--- START Information shown ---

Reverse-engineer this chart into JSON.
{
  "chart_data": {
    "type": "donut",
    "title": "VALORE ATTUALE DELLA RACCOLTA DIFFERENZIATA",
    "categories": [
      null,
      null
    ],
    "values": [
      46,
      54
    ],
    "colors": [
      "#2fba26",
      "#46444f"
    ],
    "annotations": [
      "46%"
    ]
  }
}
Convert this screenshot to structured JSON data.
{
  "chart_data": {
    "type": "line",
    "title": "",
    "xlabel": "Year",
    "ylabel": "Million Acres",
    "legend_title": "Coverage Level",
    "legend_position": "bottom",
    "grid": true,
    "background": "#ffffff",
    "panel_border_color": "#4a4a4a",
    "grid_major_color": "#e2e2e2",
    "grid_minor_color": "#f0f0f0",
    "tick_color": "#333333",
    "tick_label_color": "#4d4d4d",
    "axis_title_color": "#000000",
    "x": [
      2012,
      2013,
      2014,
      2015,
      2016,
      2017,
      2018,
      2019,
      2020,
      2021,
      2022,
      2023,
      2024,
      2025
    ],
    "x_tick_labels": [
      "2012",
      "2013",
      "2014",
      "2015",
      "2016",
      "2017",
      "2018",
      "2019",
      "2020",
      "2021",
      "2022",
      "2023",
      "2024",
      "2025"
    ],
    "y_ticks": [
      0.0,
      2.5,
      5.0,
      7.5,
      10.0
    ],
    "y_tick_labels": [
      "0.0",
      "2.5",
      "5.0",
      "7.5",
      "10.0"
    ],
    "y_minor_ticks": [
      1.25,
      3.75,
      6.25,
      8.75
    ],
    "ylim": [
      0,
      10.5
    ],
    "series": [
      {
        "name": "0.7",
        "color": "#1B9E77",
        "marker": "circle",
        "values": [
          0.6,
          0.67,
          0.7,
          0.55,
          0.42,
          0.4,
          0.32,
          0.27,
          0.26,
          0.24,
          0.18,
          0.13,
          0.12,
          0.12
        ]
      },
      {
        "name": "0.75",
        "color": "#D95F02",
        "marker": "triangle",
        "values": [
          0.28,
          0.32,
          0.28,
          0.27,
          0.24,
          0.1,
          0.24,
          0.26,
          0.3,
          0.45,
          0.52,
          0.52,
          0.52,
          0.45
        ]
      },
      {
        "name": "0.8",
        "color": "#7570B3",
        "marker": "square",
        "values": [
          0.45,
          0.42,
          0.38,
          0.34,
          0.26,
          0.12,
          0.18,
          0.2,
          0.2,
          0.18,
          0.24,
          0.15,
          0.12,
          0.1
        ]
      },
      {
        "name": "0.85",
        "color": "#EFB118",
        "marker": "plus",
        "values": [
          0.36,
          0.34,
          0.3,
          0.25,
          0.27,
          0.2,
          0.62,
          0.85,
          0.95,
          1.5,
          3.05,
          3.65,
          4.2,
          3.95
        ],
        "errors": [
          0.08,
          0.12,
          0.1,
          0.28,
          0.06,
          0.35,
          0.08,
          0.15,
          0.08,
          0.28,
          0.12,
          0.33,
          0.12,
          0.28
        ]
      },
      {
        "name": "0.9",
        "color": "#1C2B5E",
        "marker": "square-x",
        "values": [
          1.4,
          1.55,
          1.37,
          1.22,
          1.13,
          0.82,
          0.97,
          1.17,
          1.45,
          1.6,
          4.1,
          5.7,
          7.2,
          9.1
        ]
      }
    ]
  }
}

--- END Information shown ---

Problem details: Collect, from the material above, every line containing the word "marker".

Reply:
        "marker": "circle",
        "marker": "triangle",
        "marker": "square",
        "marker": "plus",
        "marker": "square-x",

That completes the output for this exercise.